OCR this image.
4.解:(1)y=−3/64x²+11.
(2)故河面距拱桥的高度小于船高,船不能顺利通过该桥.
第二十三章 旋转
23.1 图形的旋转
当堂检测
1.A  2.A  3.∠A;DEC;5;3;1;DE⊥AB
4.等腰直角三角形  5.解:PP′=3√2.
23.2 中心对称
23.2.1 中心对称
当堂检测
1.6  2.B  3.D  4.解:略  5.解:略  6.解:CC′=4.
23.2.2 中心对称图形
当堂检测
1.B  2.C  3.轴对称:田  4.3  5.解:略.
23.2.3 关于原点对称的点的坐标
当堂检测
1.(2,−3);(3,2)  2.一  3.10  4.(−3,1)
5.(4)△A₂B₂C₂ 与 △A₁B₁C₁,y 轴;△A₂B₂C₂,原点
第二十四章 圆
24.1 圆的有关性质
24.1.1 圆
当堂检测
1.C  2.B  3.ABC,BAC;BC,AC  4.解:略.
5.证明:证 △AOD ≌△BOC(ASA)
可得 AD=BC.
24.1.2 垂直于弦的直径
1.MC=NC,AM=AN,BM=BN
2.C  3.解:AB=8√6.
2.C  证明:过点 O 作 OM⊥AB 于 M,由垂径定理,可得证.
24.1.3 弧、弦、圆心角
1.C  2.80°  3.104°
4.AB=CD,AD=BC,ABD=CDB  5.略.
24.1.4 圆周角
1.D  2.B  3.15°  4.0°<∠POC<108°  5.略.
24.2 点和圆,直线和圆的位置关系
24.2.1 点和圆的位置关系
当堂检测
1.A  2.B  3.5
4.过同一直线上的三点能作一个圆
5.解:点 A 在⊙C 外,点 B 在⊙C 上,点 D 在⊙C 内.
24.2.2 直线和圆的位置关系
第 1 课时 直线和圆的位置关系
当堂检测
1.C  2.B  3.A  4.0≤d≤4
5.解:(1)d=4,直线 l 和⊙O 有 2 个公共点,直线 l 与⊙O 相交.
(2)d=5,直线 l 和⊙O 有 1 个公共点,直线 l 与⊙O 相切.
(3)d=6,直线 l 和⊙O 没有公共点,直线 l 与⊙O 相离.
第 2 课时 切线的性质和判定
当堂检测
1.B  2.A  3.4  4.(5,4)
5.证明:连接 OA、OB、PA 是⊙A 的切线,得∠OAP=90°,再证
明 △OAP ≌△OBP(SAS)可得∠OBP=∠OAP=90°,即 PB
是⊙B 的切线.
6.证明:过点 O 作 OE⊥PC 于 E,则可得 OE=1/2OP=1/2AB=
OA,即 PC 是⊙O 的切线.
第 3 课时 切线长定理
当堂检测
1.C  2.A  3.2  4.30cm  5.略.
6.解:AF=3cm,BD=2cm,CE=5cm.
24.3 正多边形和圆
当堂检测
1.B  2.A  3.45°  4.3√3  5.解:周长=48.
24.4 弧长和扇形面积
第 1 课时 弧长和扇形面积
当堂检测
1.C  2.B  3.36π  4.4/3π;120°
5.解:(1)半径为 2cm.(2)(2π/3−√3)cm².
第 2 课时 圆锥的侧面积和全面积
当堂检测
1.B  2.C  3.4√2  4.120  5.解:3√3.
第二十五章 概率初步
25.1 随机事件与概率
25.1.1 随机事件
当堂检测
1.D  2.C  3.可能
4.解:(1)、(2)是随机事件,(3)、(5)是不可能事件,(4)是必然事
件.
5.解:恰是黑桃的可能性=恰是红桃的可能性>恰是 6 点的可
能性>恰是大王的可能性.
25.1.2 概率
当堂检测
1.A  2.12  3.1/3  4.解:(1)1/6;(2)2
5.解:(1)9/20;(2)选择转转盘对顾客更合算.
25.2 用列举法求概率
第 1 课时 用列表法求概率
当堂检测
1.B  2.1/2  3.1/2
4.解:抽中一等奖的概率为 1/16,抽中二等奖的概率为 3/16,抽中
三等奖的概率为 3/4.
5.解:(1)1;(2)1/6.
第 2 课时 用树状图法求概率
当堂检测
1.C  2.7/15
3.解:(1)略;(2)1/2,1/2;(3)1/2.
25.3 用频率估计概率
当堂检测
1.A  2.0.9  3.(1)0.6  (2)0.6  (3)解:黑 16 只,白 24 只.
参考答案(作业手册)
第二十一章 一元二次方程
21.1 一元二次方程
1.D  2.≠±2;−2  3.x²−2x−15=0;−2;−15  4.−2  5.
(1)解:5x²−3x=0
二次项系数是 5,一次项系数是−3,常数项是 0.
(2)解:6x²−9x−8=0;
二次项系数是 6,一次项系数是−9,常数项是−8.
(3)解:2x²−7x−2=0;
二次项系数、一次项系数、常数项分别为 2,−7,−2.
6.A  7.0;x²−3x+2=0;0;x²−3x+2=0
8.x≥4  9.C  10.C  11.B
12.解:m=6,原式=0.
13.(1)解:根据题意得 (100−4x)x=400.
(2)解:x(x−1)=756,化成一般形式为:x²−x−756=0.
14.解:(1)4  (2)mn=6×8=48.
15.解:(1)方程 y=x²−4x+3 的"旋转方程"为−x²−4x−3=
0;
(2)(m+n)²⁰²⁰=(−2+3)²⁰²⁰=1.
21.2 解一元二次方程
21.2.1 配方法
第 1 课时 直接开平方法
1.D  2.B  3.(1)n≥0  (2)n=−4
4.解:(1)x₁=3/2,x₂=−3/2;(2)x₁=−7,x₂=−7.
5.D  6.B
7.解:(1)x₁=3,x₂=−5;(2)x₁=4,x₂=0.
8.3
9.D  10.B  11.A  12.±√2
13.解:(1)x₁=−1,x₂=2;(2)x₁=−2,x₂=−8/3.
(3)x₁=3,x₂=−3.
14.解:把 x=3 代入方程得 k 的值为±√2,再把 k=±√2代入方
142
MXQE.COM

*****

From the records above, extract every entry verbatim.

OCR this image.
4.解:(1)y=−3/64x²+11.
(2)故河面距拱桥的高度小于船高,船不能顺利通过该桥.
第二十三章 旋转
23.1 图形的旋转
当堂检测
1.A  2.A  3.∠A;DEC;5;3;1;DE⊥AB
4.等腰直角三角形  5.解:PP′=3√2.
23.2 中心对称
23.2.1 中心对称
当堂检测
1.6  2.B  3.D  4.解:略  5.解:略  6.解:CC′=4.
23.2.2 中心对称图形
当堂检测
1.B  2.C  3.轴对称:田  4.3  5.解:略.
23.2.3 关于原点对称的点的坐标
当堂检测
1.(2,−3);(3,2)  2.一  3.10  4.(−3,1)
5.(4)△A₂B₂C₂ 与 △A₁B₁C₁,y 轴;△A₂B₂C₂,原点
第二十四章 圆
24.1 圆的有关性质
24.1.1 圆
当堂检测
1.C  2.B  3.ABC,BAC;BC,AC  4.解:略.
5.证明:证 △AOD ≌△BOC(ASA)
可得 AD=BC.
24.1.2 垂直于弦的直径
1.MC=NC,AM=AN,BM=BN
2.C  3.解:AB=8√6.
2.C  证明:过点 O 作 OM⊥AB 于 M,由垂径定理,可得证.
24.1.3 弧、弦、圆心角
1.C  2.80°  3.104°
4.AB=CD,AD=BC,ABD=CDB  5.略.
24.1.4 圆周角
1.D  2.B  3.15°  4.0°<∠POC<108°  5.略.
24.2 点和圆,直线和圆的位置关系
24.2.1 点和圆的位置关系
当堂检测
1.A  2.B  3.5
4.过同一直线上的三点能作一个圆
5.解:点 A 在⊙C 外,点 B 在⊙C 上,点 D 在⊙C 内.
24.2.2 直线和圆的位置关系
第 1 课时 直线和圆的位置关系
当堂检测
1.C  2.B  3.A  4.0≤d≤4
5.解:(1)d=4,直线 l 和⊙O 有 2 个公共点,直线 l 与⊙O 相交.
(2)d=5,直线 l 和⊙O 有 1 个公共点,直线 l 与⊙O 相切.
(3)d=6,直线 l 和⊙O 没有公共点,直线 l 与⊙O 相离.
第 2 课时 切线的性质和判定
当堂检测
1.B  2.A  3.4  4.(5,4)
5.证明:连接 OA、OB、PA 是⊙A 的切线,得∠OAP=90°,再证
明 △OAP ≌△OBP(SAS)可得∠OBP=∠OAP=90°,即 PB
是⊙B 的切线.
6.证明:过点 O 作 OE⊥PC 于 E,则可得 OE=1/2OP=1/2AB=
OA,即 PC 是⊙O 的切线.
第 3 课时 切线长定理
当堂检测
1.C  2.A  3.2  4.30cm  5.略.
6.解:AF=3cm,BD=2cm,CE=5cm.
24.3 正多边形和圆
当堂检测
1.B  2.A  3.45°  4.3√3  5.解:周长=48.
24.4 弧长和扇形面积
第 1 课时 弧长和扇形面积
当堂检测
1.C  2.B  3.36π  4.4/3π;120°
5.解:(1)半径为 2cm.(2)(2π/3−√3)cm².
第 2 课时 圆锥的侧面积和全面积
当堂检测
1.B  2.C  3.4√2  4.120  5.解:3√3.
第二十五章 概率初步
25.1 随机事件与概率
25.1.1 随机事件
当堂检测
1.D  2.C  3.可能
4.解:(1)、(2)是随机事件,(3)、(5)是不可能事件,(4)是必然事
件.
5.解:恰是黑桃的可能性=恰是红桃的可能性>恰是 6 点的可
能性>恰是大王的可能性.
25.1.2 概率
当堂检测
1.A  2.12  3.1/3  4.解:(1)1/6;(2)2
5.解:(1)9/20;(2)选择转转盘对顾客更合算.
25.2 用列举法求概率
第 1 课时 用列表法求概率
当堂检测
1.B  2.1/2  3.1/2
4.解:抽中一等奖的概率为 1/16,抽中二等奖的概率为 3/16,抽中
三等奖的概率为 3/4.
5.解:(1)1;(2)1/6.
第 2 课时 用树状图法求概率
当堂检测
1.C  2.7/15
3.解:(1)略;(2)1/2,1/2;(3)1/2.
25.3 用频率估计概率
当堂检测
1.A  2.0.9  3.(1)0.6  (2)0.6  (3)解:黑 16 只,白 24 只.
参考答案(作业手册)
第二十一章 一元二次方程
21.1 一元二次方程
1.D  2.≠±2;−2  3.x²−2x−15=0;−2;−15  4.−2  5.
(1)解:5x²−3x=0
二次项系数是 5,一次项系数是−3,常数项是 0.
(2)解:6x²−9x−8=0;
二次项系数是 6,一次项系数是−9,常数项是−8.
(3)解:2x²−7x−2=0;
二次项系数、一次项系数、常数项分别为 2,−7,−2.
6.A  7.0;x²−3x+2=0;0;x²−3x+2=0
8.x≥4  9.C  10.C  11.B
12.解:m=6,原式=0.
13.(1)解:根据题意得 (100−4x)x=400.
(2)解:x(x−1)=756,化成一般形式为:x²−x−756=0.
14.解:(1)4  (2)mn=6×8=48.
15.解:(1)方程 y=x²−4x+3 的"旋转方程"为−x²−4x−3=
0;
(2)(m+n)²⁰²⁰=(−2+3)²⁰²⁰=1.
21.2 解一元二次方程
21.2.1 配方法
第 1 课时 直接开平方法
1.D  2.B  3.(1)n≥0  (2)n=−4
4.解:(1)x₁=3/2,x₂=−3/2;(2)x₁=−7,x₂=−7.
5.D  6.B
7.解:(1)x₁=3,x₂=−5;(2)x₁=4,x₂=0.
8.3
9.D  10.B  11.A  12.±√2
13.解:(1)x₁=−1,x₂=2;(2)x₁=−2,x₂=−8/3.
(3)x₁=3,x₂=−3.
14.解:把 x=3 代入方程得 k 的值为±√2,再把 k=±√2代入方
142
MXQE.COM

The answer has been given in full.